§ **EXERCISE PROMPT**
Copy out all the lines in the records that include the word "salariales".
==== RECORDS TO USE
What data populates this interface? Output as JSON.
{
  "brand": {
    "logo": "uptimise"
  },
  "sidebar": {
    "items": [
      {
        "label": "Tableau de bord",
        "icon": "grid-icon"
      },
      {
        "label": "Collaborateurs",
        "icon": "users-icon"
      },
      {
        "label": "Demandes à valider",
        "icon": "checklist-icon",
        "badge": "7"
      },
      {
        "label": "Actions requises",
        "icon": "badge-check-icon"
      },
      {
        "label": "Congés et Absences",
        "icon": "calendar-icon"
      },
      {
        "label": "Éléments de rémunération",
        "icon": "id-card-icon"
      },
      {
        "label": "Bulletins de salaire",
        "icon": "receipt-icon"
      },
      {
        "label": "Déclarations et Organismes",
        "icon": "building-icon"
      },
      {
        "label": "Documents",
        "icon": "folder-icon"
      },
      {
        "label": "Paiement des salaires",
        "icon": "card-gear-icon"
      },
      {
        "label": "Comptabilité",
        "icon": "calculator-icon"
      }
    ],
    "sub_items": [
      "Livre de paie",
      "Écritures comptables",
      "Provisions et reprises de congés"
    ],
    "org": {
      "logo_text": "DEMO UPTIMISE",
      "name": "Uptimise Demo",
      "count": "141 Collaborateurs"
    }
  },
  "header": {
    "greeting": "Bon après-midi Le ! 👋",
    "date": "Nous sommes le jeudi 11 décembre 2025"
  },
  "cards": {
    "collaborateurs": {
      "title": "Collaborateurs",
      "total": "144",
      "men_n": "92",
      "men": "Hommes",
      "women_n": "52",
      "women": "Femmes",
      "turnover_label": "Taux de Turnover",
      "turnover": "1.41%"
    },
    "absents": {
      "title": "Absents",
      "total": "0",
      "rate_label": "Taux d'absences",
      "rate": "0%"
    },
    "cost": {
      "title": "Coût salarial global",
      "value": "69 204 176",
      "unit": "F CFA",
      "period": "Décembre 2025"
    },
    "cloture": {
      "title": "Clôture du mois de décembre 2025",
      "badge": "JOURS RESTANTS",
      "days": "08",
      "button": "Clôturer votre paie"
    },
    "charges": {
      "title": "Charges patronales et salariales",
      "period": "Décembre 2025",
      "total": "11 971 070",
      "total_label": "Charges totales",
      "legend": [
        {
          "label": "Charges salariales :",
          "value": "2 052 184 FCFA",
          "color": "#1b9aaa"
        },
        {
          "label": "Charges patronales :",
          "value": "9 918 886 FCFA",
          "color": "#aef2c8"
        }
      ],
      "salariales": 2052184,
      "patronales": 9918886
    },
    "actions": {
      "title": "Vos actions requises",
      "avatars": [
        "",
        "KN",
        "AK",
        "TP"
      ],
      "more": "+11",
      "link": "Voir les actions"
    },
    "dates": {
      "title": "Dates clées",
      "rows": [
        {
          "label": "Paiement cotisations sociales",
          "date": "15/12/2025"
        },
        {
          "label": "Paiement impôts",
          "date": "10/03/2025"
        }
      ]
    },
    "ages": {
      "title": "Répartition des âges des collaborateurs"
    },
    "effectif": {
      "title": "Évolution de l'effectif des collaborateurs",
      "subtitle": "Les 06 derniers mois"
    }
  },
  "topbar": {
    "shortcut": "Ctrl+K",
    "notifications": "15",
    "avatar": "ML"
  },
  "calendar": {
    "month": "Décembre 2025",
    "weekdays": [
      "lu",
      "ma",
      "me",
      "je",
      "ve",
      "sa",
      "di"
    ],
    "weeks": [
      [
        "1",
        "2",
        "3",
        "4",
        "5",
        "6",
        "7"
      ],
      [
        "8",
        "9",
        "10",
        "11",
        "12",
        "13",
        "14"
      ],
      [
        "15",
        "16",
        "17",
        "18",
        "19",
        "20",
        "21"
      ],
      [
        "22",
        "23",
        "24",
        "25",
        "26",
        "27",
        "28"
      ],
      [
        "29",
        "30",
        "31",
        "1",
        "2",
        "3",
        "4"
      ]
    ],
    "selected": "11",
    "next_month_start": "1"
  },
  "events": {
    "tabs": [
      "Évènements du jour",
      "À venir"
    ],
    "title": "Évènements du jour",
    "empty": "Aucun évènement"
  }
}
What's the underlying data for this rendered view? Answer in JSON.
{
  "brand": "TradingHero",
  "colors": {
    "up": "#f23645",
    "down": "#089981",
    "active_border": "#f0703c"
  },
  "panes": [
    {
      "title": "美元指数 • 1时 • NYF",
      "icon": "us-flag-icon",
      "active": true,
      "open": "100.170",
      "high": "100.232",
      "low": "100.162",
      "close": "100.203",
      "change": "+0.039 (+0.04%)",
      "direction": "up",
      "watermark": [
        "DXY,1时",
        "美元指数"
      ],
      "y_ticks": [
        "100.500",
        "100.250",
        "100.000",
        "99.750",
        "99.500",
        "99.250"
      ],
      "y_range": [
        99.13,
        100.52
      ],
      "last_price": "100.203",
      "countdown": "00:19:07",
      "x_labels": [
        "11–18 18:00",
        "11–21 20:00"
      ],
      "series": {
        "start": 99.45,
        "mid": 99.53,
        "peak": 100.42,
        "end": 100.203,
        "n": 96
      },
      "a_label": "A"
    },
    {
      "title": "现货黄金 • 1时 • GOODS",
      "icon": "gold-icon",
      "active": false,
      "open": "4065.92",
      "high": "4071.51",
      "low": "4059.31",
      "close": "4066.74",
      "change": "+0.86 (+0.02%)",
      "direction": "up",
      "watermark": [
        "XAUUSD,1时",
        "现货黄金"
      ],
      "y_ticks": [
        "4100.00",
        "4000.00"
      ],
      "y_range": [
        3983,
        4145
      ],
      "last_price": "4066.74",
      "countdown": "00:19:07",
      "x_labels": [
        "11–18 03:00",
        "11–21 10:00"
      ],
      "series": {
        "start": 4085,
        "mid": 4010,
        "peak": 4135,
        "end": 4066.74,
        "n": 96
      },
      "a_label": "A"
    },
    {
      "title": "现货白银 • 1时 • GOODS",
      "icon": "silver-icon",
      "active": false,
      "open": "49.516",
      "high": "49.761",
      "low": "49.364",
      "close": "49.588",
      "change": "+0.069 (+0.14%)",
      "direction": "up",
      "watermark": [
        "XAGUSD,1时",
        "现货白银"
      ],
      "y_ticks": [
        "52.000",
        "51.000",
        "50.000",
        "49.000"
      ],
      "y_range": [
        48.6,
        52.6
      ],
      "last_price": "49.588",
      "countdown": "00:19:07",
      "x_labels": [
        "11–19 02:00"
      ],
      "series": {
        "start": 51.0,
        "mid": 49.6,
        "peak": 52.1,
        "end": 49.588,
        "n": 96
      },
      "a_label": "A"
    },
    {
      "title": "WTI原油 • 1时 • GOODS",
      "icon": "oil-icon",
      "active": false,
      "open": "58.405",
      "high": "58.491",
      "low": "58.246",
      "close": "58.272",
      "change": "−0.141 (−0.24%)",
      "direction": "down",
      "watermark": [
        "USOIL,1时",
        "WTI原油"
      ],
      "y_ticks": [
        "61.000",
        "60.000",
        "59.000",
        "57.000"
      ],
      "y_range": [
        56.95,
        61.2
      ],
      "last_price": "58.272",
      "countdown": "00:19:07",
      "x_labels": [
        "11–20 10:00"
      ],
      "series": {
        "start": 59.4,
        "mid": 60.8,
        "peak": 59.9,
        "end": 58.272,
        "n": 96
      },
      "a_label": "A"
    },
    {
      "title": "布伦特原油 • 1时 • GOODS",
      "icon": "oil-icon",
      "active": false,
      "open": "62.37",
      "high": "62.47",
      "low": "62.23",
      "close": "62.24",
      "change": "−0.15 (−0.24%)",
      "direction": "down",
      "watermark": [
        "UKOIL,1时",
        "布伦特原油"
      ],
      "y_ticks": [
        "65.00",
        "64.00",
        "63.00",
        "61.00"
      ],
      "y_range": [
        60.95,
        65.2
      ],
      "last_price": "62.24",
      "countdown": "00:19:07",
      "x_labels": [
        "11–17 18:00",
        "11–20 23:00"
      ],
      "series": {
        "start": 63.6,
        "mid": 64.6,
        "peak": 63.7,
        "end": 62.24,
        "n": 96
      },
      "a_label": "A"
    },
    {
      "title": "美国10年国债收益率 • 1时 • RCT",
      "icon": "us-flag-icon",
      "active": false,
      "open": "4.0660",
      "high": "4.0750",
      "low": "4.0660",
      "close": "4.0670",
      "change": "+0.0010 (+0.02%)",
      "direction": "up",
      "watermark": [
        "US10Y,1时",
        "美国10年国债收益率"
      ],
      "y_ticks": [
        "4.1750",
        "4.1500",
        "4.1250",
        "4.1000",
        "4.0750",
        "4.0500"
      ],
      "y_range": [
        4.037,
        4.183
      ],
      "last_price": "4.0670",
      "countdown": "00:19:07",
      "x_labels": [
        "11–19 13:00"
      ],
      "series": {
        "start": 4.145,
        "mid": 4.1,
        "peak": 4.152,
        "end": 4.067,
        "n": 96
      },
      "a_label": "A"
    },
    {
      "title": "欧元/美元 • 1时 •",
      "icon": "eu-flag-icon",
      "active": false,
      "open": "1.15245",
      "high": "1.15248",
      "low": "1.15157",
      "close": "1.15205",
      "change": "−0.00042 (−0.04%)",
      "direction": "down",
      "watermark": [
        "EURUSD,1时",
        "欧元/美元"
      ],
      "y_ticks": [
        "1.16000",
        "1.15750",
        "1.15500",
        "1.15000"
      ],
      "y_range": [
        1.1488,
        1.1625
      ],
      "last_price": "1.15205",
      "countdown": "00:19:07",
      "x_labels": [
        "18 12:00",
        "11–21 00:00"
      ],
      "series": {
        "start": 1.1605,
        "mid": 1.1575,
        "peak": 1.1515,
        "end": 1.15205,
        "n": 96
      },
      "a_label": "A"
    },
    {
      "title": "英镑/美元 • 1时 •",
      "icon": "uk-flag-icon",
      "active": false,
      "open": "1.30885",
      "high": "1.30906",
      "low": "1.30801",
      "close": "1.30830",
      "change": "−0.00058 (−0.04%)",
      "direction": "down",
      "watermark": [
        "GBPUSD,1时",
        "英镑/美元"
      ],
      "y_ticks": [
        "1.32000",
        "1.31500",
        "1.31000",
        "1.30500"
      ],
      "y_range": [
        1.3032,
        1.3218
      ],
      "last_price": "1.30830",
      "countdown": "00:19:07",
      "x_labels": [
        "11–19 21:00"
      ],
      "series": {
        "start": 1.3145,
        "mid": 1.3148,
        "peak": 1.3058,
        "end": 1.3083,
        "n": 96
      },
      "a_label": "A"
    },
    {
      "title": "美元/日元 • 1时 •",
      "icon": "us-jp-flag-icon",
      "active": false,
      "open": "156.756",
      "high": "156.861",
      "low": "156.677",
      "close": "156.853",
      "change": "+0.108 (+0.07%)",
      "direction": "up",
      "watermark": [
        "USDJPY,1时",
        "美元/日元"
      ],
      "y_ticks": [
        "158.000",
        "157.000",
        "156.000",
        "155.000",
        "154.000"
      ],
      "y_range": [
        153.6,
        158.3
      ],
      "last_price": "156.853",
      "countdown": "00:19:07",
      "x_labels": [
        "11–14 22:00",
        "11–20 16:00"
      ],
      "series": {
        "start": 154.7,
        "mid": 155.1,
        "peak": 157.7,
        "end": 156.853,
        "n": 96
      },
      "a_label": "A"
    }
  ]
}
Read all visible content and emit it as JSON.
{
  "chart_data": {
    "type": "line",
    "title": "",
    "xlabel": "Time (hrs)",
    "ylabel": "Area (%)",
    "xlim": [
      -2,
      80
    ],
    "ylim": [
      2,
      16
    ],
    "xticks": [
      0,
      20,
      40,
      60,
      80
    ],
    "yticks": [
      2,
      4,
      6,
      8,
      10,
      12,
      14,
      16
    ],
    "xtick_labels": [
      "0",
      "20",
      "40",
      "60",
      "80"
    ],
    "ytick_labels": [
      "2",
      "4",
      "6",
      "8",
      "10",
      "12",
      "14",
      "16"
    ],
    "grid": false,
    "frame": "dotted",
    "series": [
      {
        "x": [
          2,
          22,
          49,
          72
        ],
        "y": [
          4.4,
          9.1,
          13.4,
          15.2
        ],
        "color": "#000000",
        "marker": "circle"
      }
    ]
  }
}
========
§ **ANSWER TO THIS PROBLEM**
      "title": "Charges patronales et salariales",
          "label": "Charges salariales :",
      "salariales": 2052184,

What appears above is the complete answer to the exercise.